→ **Problem details**: Please transcribe the records precisely; pictures stay out of your copy.

[Saved data entries]
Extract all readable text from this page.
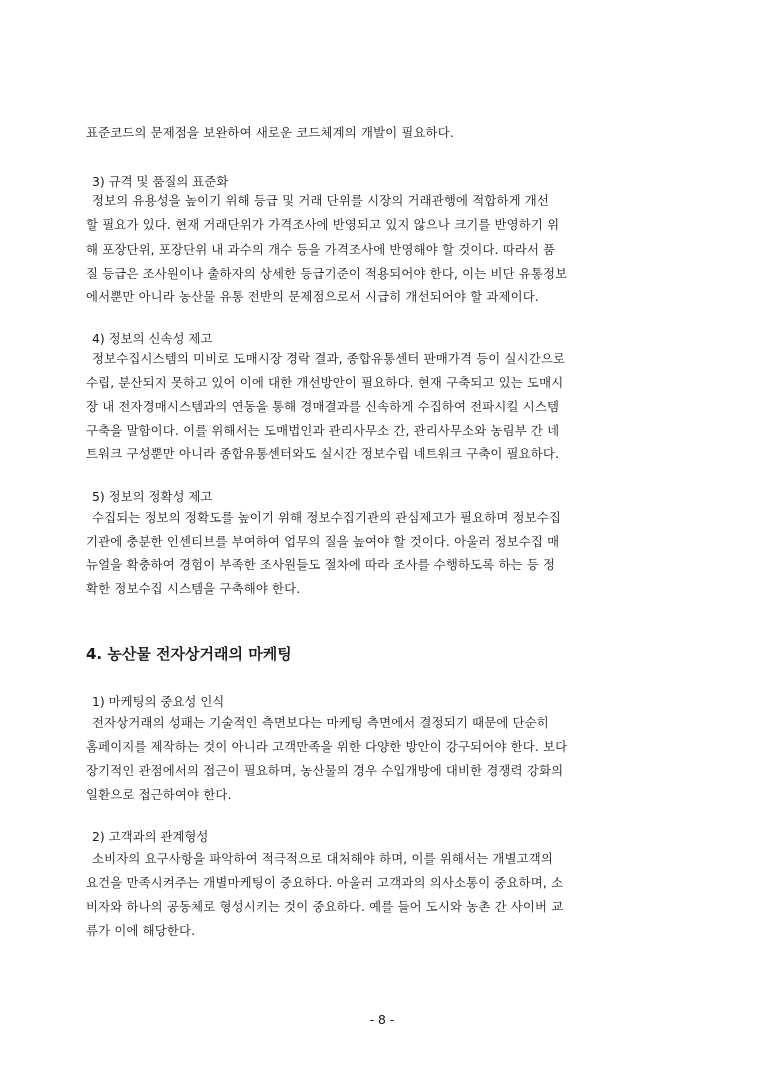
표준코드의 문제점을 보완하여 새로운 코드체계의 개발이 필요하다.
3) 규격 및 품질의 표준화
정보의 유용성을 높이기 위해 등급 및 거래 단위를 시장의 거래관행에 적합하게 개선
할 필요가 있다. 현재 거래단위가 가격조사에 반영되고 있지 않으나 크기를 반영하기 위
해 포장단위, 포장단위 내 과수의 개수 등을 가격조사에 반영해야 할 것이다. 따라서 품
질 등급은 조사원이나 출하자의 상세한 등급기준이 적용되어야 한다, 이는 비단 유통정보
에서뿐만 아니라 농산물 유통 전반의 문제점으로서 시급히 개선되어야 할 과제이다.
4) 정보의 신속성 제고
정보수집시스템의 미비로 도매시장 경락 결과, 종합유통센터 판매가격 등이 실시간으로
수립, 분산되지 못하고 있어 이에 대한 개선방안이 필요하다. 현재 구축되고 있는 도매시
장 내 전자경매시스템과의 연동을 통해 경매결과를 신속하게 수집하여 전파시킬 시스템
구축을 말함이다. 이를 위해서는 도매법인과 관리사무소 간, 관리사무소와 농림부 간 네
트워크 구성뿐만 아니라 종합유통센터와도 실시간 정보수립 네트워크 구축이 필요하다.
5) 정보의 정확성 제고
수집되는 정보의 정확도를 높이기 위해 정보수집기관의 관심제고가 필요하며 정보수집
기관에 충분한 인센티브를 부여하여 업무의 질을 높여야 할 것이다. 아울러 정보수집 매
뉴얼을 확충하여 경험이 부족한 조사원들도 절차에 따라 조사를 수행하도록 하는 등 정
확한 정보수집 시스템을 구축해야 한다.
4. 농산물 전자상거래의 마케팅
1) 마케팅의 중요성 인식
전자상거래의 성패는 기술적인 측면보다는 마케팅 측면에서 결정되기 때문에 단순히
홈페이지를 제작하는 것이 아니라 고객만족을 위한 다양한 방안이 강구되어야 한다. 보다
장기적인 관점에서의 접근이 필요하며, 농산물의 경우 수입개방에 대비한 경쟁력 강화의
일환으로 접근하여야 한다.
2) 고객과의 관계형성
소비자의 요구사항을 파악하여 적극적으로 대처해야 하며, 이를 위해서는 개별고객의
요건을 만족시켜주는 개별마케팅이 중요하다. 아울러 고객과의 의사소통이 중요하며, 소
비자와 하나의 공동체로 형성시키는 것이 중요하다. 예를 들어 도시와 농촌 간 사이버 교
류가 이에 해당한다.
- 8 -
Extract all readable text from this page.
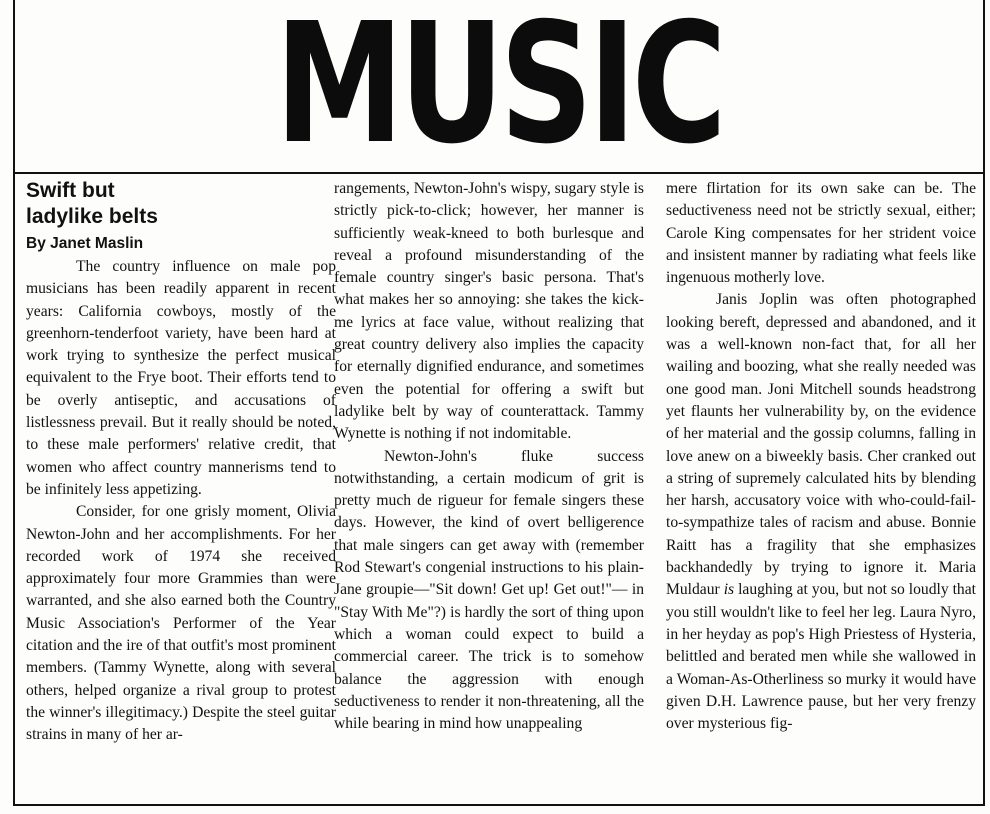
MUSIC
Swift but
ladylike belts
By Janet Maslin

The country influence on male pop musicians has been readily apparent in recent years: California cowboys, mostly of the greenhorn-tenderfoot variety, have been hard at work trying to synthesize the perfect musical equivalent to the Frye boot. Their efforts tend to be overly antiseptic, and accusations of listlessness prevail. But it really should be noted, to these male performers' relative credit, that women who affect country mannerisms tend to be infinitely less appetizing.

Consider, for one grisly moment, Olivia Newton-John and her accomplishments. For her recorded work of 1974 she received approximately four more Grammies than were warranted, and she also earned both the Country Music Association's Performer of the Year citation and the ire of that outfit's most prominent members. (Tammy Wynette, along with several others, helped organize a rival group to protest the winner's illegitimacy.) Despite the steel guitar strains in many of her ar-

rangements, Newton-John's wispy, sugary style is strictly pick-to-click; however, her manner is sufficiently weak-kneed to both burlesque and reveal a profound misunderstanding of the female country singer's basic persona. That's what makes her so annoying: she takes the kick-me lyrics at face value, without realizing that great country delivery also implies the capacity for eternally dignified endurance, and sometimes even the potential for offering a swift but ladylike belt by way of counterattack. Tammy Wynette is nothing if not indomitable.

Newton-John's fluke success notwithstanding, a certain modicum of grit is pretty much de rigueur for female singers these days. However, the kind of overt belligerence that male singers can get away with (remember Rod Stewart's congenial instructions to his plain-Jane groupie—"Sit down! Get up! Get out!"— in "Stay With Me"?) is hardly the sort of thing upon which a woman could expect to build a commercial career. The trick is to somehow balance the aggression with enough seductiveness to render it non-threatening, all the while bearing in mind how unappealing

mere flirtation for its own sake can be. The seductiveness need not be strictly sexual, either; Carole King compensates for her strident voice and insistent manner by radiating what feels like ingenuous motherly love.

Janis Joplin was often photographed looking bereft, depressed and abandoned, and it was a well-known non-fact that, for all her wailing and boozing, what she really needed was one good man. Joni Mitchell sounds headstrong yet flaunts her vulnerability by, on the evidence of her material and the gossip columns, falling in love anew on a biweekly basis. Cher cranked out a string of supremely calculated hits by blending her harsh, accusatory voice with who-could-fail-to-sympathize tales of racism and abuse. Bonnie Raitt has a fragility that she emphasizes backhandedly by trying to ignore it. Maria Muldaur is laughing at you, but not so loudly that you still wouldn't like to feel her leg. Laura Nyro, in her heyday as pop's High Priestess of Hysteria, belittled and berated men while she wallowed in a Woman-As-Otherliness so murky it would have given D.H. Lawrence pause, but her very frenzy over mysterious fig-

→ **The reply**:
Extract all readable text from this page.
표준코드의 문제점을 보완하여 새로운 코드체계의 개발이 필요하다.
3) 규격 및 품질의 표준화
정보의 유용성을 높이기 위해 등급 및 거래 단위를 시장의 거래관행에 적합하게 개선
할 필요가 있다. 현재 거래단위가 가격조사에 반영되고 있지 않으나 크기를 반영하기 위
해 포장단위, 포장단위 내 과수의 개수 등을 가격조사에 반영해야 할 것이다. 따라서 품
질 등급은 조사원이나 출하자의 상세한 등급기준이 적용되어야 한다, 이는 비단 유통정보
에서뿐만 아니라 농산물 유통 전반의 문제점으로서 시급히 개선되어야 할 과제이다.
4) 정보의 신속성 제고
정보수집시스템의 미비로 도매시장 경락 결과, 종합유통센터 판매가격 등이 실시간으로
수립, 분산되지 못하고 있어 이에 대한 개선방안이 필요하다. 현재 구축되고 있는 도매시
장 내 전자경매시스템과의 연동을 통해 경매결과를 신속하게 수집하여 전파시킬 시스템
구축을 말함이다. 이를 위해서는 도매법인과 관리사무소 간, 관리사무소와 농림부 간 네
트워크 구성뿐만 아니라 종합유통센터와도 실시간 정보수립 네트워크 구축이 필요하다.
5) 정보의 정확성 제고
수집되는 정보의 정확도를 높이기 위해 정보수집기관의 관심제고가 필요하며 정보수집
기관에 충분한 인센티브를 부여하여 업무의 질을 높여야 할 것이다. 아울러 정보수집 매
뉴얼을 확충하여 경험이 부족한 조사원들도 절차에 따라 조사를 수행하도록 하는 등 정
확한 정보수집 시스템을 구축해야 한다.
4. 농산물 전자상거래의 마케팅
1) 마케팅의 중요성 인식
전자상거래의 성패는 기술적인 측면보다는 마케팅 측면에서 결정되기 때문에 단순히
홈페이지를 제작하는 것이 아니라 고객만족을 위한 다양한 방안이 강구되어야 한다. 보다
장기적인 관점에서의 접근이 필요하며, 농산물의 경우 수입개방에 대비한 경쟁력 강화의
일환으로 접근하여야 한다.
2) 고객과의 관계형성
소비자의 요구사항을 파악하여 적극적으로 대처해야 하며, 이를 위해서는 개별고객의
요건을 만족시켜주는 개별마케팅이 중요하다. 아울러 고객과의 의사소통이 중요하며, 소
비자와 하나의 공동체로 형성시키는 것이 중요하다. 예를 들어 도시와 농촌 간 사이버 교
류가 이에 해당한다.
- 8 -
Extract all readable text from this page.
MUSIC
Swift but
ladylike belts
By Janet Maslin

The country influence on male pop musicians has been readily apparent in recent years: California cowboys, mostly of the greenhorn-tenderfoot variety, have been hard at work trying to synthesize the perfect musical equivalent to the Frye boot. Their efforts tend to be overly antiseptic, and accusations of listlessness prevail. But it really should be noted, to these male performers' relative credit, that women who affect country mannerisms tend to be infinitely less appetizing.

Consider, for one grisly moment, Olivia Newton-John and her accomplishments. For her recorded work of 1974 she received approximately four more Grammies than were warranted, and she also earned both the Country Music Association's Performer of the Year citation and the ire of that outfit's most prominent members. (Tammy Wynette, along with several others, helped organize a rival group to protest the winner's illegitimacy.) Despite the steel guitar strains in many of her ar-

rangements, Newton-John's wispy, sugary style is strictly pick-to-click; however, her manner is sufficiently weak-kneed to both burlesque and reveal a profound misunderstanding of the female country singer's basic persona. That's what makes her so annoying: she takes the kick-me lyrics at face value, without realizing that great country delivery also implies the capacity for eternally dignified endurance, and sometimes even the potential for offering a swift but ladylike belt by way of counterattack. Tammy Wynette is nothing if not indomitable.

Newton-John's fluke success notwithstanding, a certain modicum of grit is pretty much de rigueur for female singers these days. However, the kind of overt belligerence that male singers can get away with (remember Rod Stewart's congenial instructions to his plain-Jane groupie—"Sit down! Get up! Get out!"— in "Stay With Me"?) is hardly the sort of thing upon which a woman could expect to build a commercial career. The trick is to somehow balance the aggression with enough seductiveness to render it non-threatening, all the while bearing in mind how unappealing

mere flirtation for its own sake can be. The seductiveness need not be strictly sexual, either; Carole King compensates for her strident voice and insistent manner by radiating what feels like ingenuous motherly love.

Janis Joplin was often photographed looking bereft, depressed and abandoned, and it was a well-known non-fact that, for all her wailing and boozing, what she really needed was one good man. Joni Mitchell sounds headstrong yet flaunts her vulnerability by, on the evidence of her material and the gossip columns, falling in love anew on a biweekly basis. Cher cranked out a string of supremely calculated hits by blending her harsh, accusatory voice with who-could-fail-to-sympathize tales of racism and abuse. Bonnie Raitt has a fragility that she emphasizes backhandedly by trying to ignore it. Maria Muldaur is laughing at you, but not so loudly that you still wouldn't like to feel her leg. Laura Nyro, in her heyday as pop's High Priestess of Hysteria, belittled and berated men while she wallowed in a Woman-As-Otherliness so murky it would have given D.H. Lawrence pause, but her very frenzy over mysterious fig-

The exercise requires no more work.